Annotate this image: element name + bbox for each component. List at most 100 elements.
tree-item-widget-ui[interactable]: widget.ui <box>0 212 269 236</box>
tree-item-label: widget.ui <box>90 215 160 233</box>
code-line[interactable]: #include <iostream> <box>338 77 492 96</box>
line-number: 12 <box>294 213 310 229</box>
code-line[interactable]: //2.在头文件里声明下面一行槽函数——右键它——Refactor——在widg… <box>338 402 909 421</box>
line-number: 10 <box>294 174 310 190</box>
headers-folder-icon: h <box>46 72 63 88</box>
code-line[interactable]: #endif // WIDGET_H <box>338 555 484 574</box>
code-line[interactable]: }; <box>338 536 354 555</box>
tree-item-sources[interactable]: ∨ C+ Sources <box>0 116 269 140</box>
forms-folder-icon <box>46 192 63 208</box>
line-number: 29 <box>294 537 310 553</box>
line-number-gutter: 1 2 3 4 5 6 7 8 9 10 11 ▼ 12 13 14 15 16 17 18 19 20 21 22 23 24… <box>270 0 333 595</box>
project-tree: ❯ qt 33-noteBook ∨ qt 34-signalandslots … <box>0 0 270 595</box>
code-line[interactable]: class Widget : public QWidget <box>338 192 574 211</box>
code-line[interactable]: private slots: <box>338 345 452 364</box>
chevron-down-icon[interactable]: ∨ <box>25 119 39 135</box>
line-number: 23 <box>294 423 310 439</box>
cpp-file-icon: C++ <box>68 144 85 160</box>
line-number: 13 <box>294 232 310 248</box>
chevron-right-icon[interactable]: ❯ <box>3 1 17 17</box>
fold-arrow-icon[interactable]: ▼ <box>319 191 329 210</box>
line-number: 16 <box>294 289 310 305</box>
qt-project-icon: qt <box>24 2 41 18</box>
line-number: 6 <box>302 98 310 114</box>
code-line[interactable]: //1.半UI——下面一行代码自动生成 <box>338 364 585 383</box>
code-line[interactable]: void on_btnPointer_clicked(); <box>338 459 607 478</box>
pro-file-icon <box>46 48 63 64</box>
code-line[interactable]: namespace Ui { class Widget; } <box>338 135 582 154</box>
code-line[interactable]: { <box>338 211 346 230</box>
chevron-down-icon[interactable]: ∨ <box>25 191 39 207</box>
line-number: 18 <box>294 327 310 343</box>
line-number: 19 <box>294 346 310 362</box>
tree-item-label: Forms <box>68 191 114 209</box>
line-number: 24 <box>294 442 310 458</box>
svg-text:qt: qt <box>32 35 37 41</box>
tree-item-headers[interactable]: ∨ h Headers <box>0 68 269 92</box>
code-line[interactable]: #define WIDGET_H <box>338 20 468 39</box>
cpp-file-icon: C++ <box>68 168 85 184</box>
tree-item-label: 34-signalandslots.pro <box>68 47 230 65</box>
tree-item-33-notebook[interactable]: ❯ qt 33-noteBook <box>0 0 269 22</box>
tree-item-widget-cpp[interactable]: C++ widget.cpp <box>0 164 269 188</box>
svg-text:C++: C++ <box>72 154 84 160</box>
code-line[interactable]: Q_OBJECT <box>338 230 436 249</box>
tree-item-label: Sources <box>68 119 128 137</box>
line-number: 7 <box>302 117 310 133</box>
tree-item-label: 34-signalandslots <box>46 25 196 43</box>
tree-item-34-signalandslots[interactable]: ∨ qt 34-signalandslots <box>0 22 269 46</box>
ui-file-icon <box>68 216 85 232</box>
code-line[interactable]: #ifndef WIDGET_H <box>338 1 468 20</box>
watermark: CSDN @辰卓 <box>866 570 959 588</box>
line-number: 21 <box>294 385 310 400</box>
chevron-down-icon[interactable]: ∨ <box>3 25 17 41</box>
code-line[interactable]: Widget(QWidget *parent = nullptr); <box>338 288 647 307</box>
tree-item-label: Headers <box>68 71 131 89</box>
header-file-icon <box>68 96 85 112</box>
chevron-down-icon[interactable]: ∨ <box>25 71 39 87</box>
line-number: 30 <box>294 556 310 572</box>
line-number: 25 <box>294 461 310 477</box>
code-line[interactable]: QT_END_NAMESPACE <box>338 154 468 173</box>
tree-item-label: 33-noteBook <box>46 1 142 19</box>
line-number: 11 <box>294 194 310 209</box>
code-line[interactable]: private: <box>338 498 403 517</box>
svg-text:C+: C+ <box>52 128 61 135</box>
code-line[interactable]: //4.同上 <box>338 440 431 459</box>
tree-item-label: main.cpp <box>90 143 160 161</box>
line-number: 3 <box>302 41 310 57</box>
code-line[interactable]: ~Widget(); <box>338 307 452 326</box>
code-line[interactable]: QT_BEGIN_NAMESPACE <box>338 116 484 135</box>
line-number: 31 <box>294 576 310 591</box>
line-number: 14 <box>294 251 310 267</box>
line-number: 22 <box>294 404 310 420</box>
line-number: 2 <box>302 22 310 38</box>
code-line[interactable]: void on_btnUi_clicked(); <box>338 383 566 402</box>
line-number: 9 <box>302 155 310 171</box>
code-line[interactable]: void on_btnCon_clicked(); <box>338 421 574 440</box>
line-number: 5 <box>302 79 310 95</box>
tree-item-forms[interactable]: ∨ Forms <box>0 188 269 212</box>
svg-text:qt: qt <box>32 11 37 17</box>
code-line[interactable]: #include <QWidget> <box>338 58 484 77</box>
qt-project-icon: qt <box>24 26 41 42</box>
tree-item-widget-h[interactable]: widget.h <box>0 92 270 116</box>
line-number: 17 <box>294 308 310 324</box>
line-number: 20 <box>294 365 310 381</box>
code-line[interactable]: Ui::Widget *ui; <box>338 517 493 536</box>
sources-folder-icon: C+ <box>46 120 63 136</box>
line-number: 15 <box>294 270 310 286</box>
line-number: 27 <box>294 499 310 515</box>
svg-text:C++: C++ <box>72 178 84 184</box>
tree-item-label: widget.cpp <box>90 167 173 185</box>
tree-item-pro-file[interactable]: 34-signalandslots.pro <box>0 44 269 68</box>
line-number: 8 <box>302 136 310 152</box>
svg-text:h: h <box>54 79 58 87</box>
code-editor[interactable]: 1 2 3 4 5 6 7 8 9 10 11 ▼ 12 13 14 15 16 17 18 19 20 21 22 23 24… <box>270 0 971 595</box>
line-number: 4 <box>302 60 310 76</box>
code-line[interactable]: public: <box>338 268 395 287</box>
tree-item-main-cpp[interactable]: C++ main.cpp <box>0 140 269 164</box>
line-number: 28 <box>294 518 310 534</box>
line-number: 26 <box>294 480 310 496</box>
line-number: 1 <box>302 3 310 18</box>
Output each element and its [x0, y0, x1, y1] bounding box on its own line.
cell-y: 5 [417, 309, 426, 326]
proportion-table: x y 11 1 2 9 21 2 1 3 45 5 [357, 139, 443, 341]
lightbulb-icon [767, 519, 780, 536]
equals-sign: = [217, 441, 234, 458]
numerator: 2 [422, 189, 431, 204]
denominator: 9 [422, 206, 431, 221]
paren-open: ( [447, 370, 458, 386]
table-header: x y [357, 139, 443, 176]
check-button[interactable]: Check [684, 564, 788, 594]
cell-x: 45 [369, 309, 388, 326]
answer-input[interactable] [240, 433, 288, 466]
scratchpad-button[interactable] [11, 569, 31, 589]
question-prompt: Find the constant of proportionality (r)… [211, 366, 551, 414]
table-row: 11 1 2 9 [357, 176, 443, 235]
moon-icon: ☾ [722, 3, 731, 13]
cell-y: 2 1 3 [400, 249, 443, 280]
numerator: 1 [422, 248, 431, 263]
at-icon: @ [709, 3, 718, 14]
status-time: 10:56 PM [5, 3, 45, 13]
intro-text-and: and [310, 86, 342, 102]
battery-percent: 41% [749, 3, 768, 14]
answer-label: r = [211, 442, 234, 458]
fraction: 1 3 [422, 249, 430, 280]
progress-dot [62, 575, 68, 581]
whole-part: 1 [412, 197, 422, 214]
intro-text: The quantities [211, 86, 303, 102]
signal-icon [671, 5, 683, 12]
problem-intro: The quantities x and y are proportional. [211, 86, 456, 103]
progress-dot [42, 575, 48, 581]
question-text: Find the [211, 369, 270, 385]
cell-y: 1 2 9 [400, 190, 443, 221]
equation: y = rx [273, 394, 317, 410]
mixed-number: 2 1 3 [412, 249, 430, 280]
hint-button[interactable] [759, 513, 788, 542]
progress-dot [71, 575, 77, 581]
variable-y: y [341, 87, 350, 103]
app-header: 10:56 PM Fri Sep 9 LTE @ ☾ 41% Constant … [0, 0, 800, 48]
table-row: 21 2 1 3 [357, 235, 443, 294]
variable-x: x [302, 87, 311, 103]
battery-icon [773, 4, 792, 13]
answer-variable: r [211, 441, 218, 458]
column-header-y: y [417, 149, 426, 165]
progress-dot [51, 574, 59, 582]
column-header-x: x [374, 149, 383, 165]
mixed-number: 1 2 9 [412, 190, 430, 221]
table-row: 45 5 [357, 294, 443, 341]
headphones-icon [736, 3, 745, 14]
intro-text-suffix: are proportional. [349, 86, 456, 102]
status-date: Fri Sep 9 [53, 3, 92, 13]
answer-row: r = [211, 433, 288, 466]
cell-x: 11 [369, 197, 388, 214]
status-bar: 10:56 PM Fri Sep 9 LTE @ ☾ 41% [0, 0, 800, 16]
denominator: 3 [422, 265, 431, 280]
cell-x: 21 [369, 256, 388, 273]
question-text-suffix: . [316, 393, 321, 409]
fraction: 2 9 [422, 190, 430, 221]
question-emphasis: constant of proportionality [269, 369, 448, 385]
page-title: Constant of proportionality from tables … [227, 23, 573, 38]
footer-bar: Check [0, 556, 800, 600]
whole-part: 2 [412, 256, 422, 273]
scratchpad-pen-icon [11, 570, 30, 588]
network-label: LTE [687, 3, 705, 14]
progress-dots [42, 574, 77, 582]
+++
Transcribe the rows above without changes, beginning with the very first row and stopping after the row that contains "line-number-gutter: 1 2".

- **Finished answer**
Annotate this image: element name + bbox for each component. List at most 100 elements.
tree-item-widget-ui[interactable]: widget.ui <box>0 212 269 236</box>
tree-item-label: widget.ui <box>90 215 160 233</box>
code-line[interactable]: #include <iostream> <box>338 77 492 96</box>
line-number: 12 <box>294 213 310 229</box>
code-line[interactable]: //2.在头文件里声明下面一行槽函数——右键它——Refactor——在widg… <box>338 402 909 421</box>
line-number: 10 <box>294 174 310 190</box>
headers-folder-icon: h <box>46 72 63 88</box>
code-line[interactable]: #endif // WIDGET_H <box>338 555 484 574</box>
code-line[interactable]: }; <box>338 536 354 555</box>
tree-item-sources[interactable]: ∨ C+ Sources <box>0 116 269 140</box>
forms-folder-icon <box>46 192 63 208</box>
line-number: 29 <box>294 537 310 553</box>
line-number-gutter: 1 2 3 4 5 6 7 8 9 10 11 ▼ 12 13 14 15 16 17 18 19 20 21 22 23 24… <box>270 0 333 595</box>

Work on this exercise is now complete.